## BEGIN INFORMATION PROVIDED

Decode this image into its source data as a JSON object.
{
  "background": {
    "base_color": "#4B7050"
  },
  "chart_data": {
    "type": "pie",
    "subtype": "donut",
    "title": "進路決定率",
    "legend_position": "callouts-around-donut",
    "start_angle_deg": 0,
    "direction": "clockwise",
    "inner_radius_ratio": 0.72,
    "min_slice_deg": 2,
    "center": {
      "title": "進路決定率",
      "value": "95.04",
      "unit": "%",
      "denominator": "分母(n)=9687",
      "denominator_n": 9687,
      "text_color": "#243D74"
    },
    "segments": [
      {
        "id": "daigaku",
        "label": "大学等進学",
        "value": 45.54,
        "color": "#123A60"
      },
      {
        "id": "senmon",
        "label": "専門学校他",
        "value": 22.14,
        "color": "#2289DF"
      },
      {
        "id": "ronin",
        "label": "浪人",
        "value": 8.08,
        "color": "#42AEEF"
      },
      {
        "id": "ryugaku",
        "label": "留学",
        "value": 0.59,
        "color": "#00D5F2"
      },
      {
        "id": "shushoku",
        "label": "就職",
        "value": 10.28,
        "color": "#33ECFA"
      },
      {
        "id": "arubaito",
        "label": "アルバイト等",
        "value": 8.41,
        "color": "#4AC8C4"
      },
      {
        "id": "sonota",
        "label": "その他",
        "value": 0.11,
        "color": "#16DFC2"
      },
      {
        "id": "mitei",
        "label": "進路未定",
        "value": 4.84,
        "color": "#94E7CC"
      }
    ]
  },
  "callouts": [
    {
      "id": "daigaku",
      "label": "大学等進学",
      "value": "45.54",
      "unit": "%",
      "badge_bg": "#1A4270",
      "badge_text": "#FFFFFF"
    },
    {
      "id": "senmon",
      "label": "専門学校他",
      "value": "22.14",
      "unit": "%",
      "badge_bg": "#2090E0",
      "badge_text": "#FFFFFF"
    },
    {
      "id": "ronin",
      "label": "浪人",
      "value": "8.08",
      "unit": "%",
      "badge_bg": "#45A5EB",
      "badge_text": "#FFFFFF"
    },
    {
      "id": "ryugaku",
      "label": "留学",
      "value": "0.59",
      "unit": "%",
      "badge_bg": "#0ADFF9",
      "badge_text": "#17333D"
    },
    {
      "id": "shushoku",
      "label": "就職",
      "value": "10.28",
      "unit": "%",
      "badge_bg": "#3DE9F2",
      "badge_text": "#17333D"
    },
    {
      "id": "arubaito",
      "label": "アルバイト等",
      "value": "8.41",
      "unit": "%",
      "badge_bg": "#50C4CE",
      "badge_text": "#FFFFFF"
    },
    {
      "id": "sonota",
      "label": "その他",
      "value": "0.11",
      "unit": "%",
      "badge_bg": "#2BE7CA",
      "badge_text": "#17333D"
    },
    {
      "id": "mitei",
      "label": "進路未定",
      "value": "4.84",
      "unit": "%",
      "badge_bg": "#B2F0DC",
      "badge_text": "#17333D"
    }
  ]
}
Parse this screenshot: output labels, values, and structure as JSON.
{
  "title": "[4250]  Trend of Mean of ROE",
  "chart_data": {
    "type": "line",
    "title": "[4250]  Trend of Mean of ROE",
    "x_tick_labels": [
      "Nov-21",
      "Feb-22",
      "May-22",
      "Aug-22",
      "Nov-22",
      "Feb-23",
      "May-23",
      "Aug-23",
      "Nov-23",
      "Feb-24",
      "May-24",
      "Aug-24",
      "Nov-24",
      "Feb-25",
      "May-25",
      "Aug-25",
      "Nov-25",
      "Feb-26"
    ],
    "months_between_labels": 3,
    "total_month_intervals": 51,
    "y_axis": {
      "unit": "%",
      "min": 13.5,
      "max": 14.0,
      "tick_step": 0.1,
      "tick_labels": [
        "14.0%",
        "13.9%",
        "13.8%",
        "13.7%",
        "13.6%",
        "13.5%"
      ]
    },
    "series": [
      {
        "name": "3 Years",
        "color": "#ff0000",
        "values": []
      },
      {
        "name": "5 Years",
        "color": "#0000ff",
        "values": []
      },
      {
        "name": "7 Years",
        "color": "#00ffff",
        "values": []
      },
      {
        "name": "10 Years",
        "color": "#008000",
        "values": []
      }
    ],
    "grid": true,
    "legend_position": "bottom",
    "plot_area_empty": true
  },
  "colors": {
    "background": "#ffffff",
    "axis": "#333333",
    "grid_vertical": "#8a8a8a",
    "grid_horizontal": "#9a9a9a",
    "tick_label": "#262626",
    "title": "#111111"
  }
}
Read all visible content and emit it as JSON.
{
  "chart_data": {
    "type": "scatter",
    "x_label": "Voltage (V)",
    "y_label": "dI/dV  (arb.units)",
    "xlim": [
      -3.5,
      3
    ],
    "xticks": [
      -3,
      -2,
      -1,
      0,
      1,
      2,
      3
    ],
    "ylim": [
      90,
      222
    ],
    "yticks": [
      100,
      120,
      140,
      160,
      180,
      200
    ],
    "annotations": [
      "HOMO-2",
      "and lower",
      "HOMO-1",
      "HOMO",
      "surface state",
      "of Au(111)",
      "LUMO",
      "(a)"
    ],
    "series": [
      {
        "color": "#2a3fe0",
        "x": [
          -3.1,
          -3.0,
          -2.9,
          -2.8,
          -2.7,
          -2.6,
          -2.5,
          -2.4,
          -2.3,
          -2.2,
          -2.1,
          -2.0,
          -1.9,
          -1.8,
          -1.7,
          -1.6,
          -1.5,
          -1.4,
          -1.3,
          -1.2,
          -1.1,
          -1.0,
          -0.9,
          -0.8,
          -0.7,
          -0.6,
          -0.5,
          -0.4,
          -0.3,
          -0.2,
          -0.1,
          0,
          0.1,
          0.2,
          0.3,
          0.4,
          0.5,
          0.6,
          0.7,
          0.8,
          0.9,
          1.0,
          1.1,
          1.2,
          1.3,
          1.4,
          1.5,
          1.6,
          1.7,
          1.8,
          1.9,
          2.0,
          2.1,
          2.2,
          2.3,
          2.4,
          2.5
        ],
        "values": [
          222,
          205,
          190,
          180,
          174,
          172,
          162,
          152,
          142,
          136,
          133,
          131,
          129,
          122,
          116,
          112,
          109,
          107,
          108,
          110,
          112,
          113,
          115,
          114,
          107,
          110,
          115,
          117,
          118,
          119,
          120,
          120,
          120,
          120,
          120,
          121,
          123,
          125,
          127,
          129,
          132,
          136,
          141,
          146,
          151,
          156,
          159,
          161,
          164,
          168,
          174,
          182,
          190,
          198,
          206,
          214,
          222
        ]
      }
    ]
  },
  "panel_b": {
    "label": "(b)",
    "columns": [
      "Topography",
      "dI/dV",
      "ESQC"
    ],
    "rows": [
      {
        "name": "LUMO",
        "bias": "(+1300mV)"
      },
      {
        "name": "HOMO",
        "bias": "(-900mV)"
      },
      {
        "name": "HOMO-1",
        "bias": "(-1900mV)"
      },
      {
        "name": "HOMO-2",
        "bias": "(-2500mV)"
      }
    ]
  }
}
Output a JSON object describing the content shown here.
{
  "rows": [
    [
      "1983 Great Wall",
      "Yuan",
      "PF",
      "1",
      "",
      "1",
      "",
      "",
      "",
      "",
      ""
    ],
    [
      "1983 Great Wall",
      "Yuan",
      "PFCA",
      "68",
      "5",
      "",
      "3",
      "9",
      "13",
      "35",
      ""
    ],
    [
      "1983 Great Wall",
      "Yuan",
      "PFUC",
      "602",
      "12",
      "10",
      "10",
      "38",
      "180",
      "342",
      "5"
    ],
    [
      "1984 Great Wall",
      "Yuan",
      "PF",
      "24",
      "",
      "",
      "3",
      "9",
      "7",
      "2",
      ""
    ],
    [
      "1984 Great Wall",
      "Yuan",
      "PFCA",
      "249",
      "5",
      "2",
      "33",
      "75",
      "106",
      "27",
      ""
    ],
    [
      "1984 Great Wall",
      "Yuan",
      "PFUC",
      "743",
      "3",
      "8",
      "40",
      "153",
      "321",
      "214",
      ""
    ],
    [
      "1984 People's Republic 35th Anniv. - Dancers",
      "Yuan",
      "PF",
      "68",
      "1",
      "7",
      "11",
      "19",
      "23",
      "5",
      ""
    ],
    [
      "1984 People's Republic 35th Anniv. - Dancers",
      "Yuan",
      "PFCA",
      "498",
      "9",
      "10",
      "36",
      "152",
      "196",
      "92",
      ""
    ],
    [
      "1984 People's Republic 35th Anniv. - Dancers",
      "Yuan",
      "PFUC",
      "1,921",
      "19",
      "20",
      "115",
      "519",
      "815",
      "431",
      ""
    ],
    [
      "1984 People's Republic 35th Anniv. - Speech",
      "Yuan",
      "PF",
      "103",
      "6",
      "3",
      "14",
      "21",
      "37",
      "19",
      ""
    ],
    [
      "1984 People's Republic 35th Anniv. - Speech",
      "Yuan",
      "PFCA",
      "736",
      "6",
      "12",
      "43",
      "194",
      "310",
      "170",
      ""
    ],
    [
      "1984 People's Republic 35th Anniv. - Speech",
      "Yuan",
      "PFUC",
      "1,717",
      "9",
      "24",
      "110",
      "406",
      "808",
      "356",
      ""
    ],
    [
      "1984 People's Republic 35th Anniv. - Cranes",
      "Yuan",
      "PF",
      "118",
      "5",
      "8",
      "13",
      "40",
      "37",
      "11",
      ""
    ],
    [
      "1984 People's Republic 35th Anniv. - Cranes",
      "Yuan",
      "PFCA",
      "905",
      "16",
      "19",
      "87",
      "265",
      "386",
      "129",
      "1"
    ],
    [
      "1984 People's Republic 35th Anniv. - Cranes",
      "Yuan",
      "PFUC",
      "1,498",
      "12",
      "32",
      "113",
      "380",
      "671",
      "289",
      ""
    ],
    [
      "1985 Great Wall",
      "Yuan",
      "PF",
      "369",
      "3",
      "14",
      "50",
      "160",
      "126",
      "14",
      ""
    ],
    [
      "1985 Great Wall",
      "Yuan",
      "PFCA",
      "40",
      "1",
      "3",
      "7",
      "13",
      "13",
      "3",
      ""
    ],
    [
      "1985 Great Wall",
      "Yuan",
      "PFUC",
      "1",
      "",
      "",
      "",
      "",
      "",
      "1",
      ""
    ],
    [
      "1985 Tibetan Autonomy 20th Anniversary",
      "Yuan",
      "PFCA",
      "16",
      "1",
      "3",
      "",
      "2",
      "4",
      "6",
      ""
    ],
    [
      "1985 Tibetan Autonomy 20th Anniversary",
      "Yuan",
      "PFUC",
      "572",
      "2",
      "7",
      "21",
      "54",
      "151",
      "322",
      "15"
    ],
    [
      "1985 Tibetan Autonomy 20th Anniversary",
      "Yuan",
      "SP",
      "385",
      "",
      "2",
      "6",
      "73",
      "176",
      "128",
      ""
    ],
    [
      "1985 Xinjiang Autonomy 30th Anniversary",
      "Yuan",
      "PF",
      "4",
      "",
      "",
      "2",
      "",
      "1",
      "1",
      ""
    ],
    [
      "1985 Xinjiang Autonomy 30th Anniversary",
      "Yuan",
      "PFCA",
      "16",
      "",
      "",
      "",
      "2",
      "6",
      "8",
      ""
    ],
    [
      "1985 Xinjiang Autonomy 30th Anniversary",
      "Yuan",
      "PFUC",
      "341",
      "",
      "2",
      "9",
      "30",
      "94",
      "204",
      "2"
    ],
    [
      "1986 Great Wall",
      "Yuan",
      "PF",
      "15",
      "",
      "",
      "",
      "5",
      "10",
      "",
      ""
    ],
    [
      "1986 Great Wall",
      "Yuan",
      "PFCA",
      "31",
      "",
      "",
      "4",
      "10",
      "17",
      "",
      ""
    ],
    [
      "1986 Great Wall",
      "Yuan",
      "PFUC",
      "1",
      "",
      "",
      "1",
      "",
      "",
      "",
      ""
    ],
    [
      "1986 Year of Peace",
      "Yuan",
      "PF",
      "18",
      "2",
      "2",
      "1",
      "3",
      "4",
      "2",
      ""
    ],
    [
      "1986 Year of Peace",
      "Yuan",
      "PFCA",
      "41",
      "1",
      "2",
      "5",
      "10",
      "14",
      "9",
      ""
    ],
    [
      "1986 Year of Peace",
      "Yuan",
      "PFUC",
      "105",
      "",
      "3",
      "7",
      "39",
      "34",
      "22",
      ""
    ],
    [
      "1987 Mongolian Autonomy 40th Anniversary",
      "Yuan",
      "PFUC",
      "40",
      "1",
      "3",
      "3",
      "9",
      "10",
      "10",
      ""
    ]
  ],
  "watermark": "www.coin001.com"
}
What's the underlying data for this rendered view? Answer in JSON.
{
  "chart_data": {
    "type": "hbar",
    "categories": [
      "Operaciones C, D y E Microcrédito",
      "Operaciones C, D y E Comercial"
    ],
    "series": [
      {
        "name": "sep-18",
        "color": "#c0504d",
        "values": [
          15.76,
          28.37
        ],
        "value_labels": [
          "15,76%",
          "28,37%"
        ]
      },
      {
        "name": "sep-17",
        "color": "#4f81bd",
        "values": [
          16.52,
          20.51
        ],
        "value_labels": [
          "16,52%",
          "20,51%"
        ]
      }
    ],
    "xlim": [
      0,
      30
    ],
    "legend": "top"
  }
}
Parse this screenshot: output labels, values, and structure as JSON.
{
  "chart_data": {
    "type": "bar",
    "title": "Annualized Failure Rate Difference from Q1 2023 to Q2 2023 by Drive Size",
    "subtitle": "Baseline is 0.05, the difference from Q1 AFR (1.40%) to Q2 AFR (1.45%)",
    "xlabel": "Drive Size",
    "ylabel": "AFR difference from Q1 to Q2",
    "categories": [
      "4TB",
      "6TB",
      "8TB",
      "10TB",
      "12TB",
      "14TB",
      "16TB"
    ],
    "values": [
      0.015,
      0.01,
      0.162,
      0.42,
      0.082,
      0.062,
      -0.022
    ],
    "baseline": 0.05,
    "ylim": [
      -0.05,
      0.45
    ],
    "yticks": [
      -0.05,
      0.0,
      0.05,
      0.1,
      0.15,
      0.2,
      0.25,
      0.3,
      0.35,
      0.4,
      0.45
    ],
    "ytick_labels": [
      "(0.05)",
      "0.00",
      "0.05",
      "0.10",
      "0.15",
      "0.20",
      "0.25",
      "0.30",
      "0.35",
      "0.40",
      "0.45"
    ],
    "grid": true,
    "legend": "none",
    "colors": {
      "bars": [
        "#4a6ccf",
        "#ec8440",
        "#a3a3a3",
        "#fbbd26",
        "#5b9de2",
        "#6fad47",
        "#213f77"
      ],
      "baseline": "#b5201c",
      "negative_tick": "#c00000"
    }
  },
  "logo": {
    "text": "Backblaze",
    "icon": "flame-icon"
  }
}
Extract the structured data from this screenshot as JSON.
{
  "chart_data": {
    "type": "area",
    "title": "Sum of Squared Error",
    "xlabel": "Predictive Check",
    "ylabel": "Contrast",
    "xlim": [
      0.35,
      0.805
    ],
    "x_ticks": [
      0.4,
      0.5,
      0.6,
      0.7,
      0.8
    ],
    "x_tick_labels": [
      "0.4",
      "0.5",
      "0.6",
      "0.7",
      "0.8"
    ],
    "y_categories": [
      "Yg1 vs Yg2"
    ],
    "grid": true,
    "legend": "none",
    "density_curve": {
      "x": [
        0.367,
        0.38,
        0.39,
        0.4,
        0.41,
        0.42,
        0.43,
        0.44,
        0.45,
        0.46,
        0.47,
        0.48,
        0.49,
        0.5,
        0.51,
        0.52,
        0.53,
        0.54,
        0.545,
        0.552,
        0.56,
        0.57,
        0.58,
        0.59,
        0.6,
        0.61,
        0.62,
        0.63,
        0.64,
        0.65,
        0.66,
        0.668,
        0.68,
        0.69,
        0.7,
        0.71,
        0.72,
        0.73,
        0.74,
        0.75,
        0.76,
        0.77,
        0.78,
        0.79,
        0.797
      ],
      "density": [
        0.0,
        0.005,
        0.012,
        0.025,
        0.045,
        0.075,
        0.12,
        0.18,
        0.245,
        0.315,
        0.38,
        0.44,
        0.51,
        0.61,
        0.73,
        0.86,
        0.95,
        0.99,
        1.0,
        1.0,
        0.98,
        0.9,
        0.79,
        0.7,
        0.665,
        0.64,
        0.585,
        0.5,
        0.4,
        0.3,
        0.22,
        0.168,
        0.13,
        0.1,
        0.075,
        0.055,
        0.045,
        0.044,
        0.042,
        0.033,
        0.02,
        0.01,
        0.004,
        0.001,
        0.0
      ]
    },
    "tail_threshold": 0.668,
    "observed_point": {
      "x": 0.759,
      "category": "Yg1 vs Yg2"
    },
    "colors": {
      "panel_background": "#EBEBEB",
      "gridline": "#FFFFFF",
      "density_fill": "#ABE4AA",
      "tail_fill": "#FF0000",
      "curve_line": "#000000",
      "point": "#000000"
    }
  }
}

## END INFORMATION PROVIDED

(SHORT EXERCISE) Copy all lines in the listing above where the string "donut" appears.

(WRITTEN ANSWER)
    "subtype": "donut",
    "legend_position": "callouts-around-donut",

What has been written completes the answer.